**What the exercise asks**
Skip the pictures. Copy all the rest of the records down exactly.

**Exercise material**
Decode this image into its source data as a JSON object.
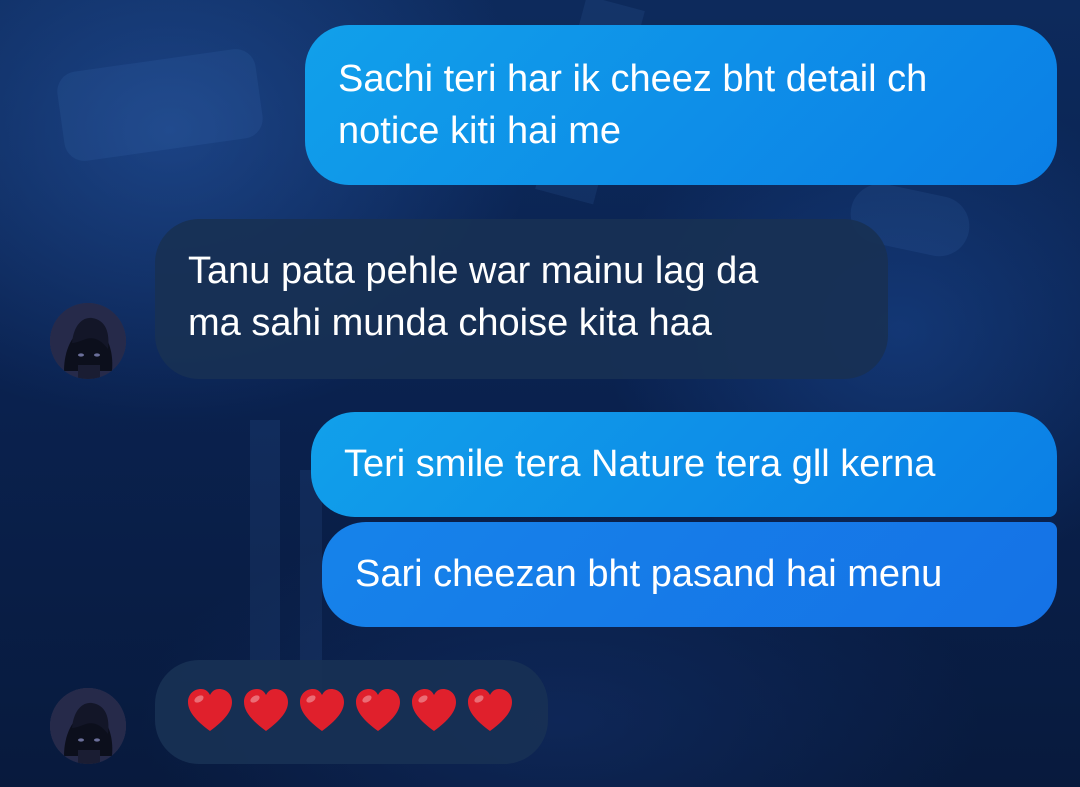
{
  "chat": {
    "messages": [
      {
        "direction": "sent",
        "lines": [
          "Sachi teri har ik cheez bht detail ch",
          "notice kiti hai me"
        ]
      },
      {
        "direction": "received",
        "lines": [
          "Tanu pata pehle war mainu lag da",
          "ma sahi munda choise kita haa"
        ]
      },
      {
        "direction": "sent",
        "lines": [
          "Teri smile tera Nature tera gll kerna"
        ]
      },
      {
        "direction": "sent",
        "lines": [
          "Sari cheezan bht pasand hai menu"
        ]
      },
      {
        "direction": "received",
        "emoji": "red-heart",
        "emoji_count": 6
      }
    ]
  },
  "colors": {
    "sent_bubble": "#0b8ae8",
    "received_bubble": "#18304f",
    "background": "#0a2250",
    "heart": "#e0202c",
    "text": "#ffffff"
  }
}
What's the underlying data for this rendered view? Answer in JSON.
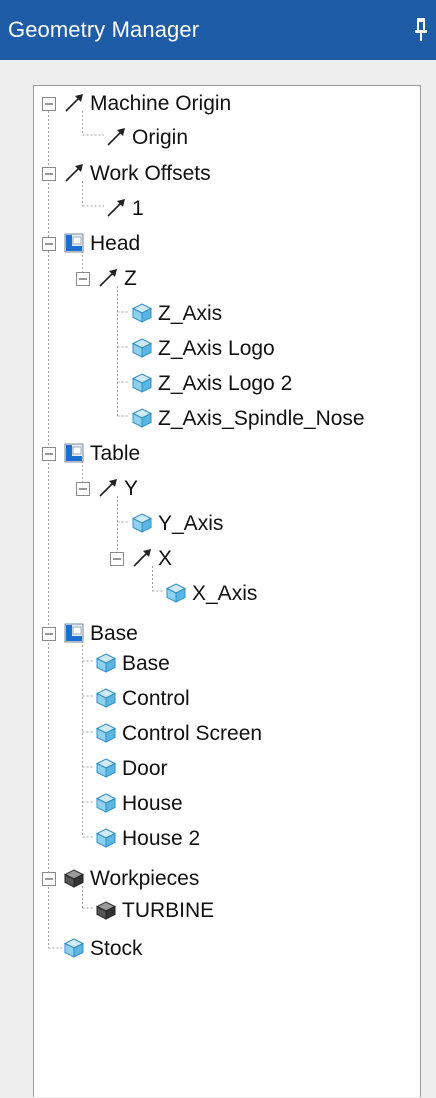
{
  "window": {
    "title": "Geometry Manager"
  },
  "colors": {
    "titlebar": "#1f5ca8",
    "panel": "#eeeeef",
    "tree_bg": "#ffffff",
    "tree_line": "#9a9a9a"
  },
  "icons": {
    "axis": "axis-arrow-icon",
    "component": "component-icon",
    "model": "model-cube-icon",
    "workpiece": "workpiece-icon",
    "pin": "pin-icon",
    "toggle": "minus-box-icon"
  },
  "tree": {
    "machine_origin": "Machine Origin",
    "origin": "Origin",
    "work_offsets": "Work Offsets",
    "offset_1": "1",
    "head": "Head",
    "z": "Z",
    "z_axis": "Z_Axis",
    "z_axis_logo": "Z_Axis Logo",
    "z_axis_logo_2": "Z_Axis Logo 2",
    "z_axis_spindle_nose": "Z_Axis_Spindle_Nose",
    "table": "Table",
    "y": "Y",
    "y_axis": "Y_Axis",
    "x": "X",
    "x_axis": "X_Axis",
    "base": "Base",
    "base_model": "Base",
    "control": "Control",
    "control_screen": "Control Screen",
    "door": "Door",
    "house": "House",
    "house_2": "House 2",
    "workpieces": "Workpieces",
    "turbine": "TURBINE",
    "stock": "Stock"
  }
}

**Answer**
Decode this image into its source data as a JSON object.
{
  "chat": {
    "messages": [
      {
        "direction": "sent",
        "lines": [
          "Sachi teri har ik cheez bht detail ch",
          "notice kiti hai me"
        ]
      },
      {
        "direction": "received",
        "lines": [
          "Tanu pata pehle war mainu lag da",
          "ma sahi munda choise kita haa"
        ]
      },
      {
        "direction": "sent",
        "lines": [
          "Teri smile tera Nature tera gll kerna"
        ]
      },
      {
        "direction": "sent",
        "lines": [
          "Sari cheezan bht pasand hai menu"
        ]
      },
      {
        "direction": "received",
        "emoji": "red-heart",
        "emoji_count": 6
      }
    ]
  },
  "colors": {
    "sent_bubble": "#0b8ae8",
    "received_bubble": "#18304f",
    "background": "#0a2250",
    "heart": "#e0202c",
    "text": "#ffffff"
  }
}
What's the underlying data for this rendered view? Answer in JSON.
{
  "window": {
    "title": "Geometry Manager"
  },
  "colors": {
    "titlebar": "#1f5ca8",
    "panel": "#eeeeef",
    "tree_bg": "#ffffff",
    "tree_line": "#9a9a9a"
  },
  "icons": {
    "axis": "axis-arrow-icon",
    "component": "component-icon",
    "model": "model-cube-icon",
    "workpiece": "workpiece-icon",
    "pin": "pin-icon",
    "toggle": "minus-box-icon"
  },
  "tree": {
    "machine_origin": "Machine Origin",
    "origin": "Origin",
    "work_offsets": "Work Offsets",
    "offset_1": "1",
    "head": "Head",
    "z": "Z",
    "z_axis": "Z_Axis",
    "z_axis_logo": "Z_Axis Logo",
    "z_axis_logo_2": "Z_Axis Logo 2",
    "z_axis_spindle_nose": "Z_Axis_Spindle_Nose",
    "table": "Table",
    "y": "Y",
    "y_axis": "Y_Axis",
    "x": "X",
    "x_axis": "X_Axis",
    "base": "Base",
    "base_model": "Base",
    "control": "Control",
    "control_screen": "Control Screen",
    "door": "Door",
    "house": "House",
    "house_2": "House 2",
    "workpieces": "Workpieces",
    "turbine": "TURBINE",
    "stock": "Stock"
  }
}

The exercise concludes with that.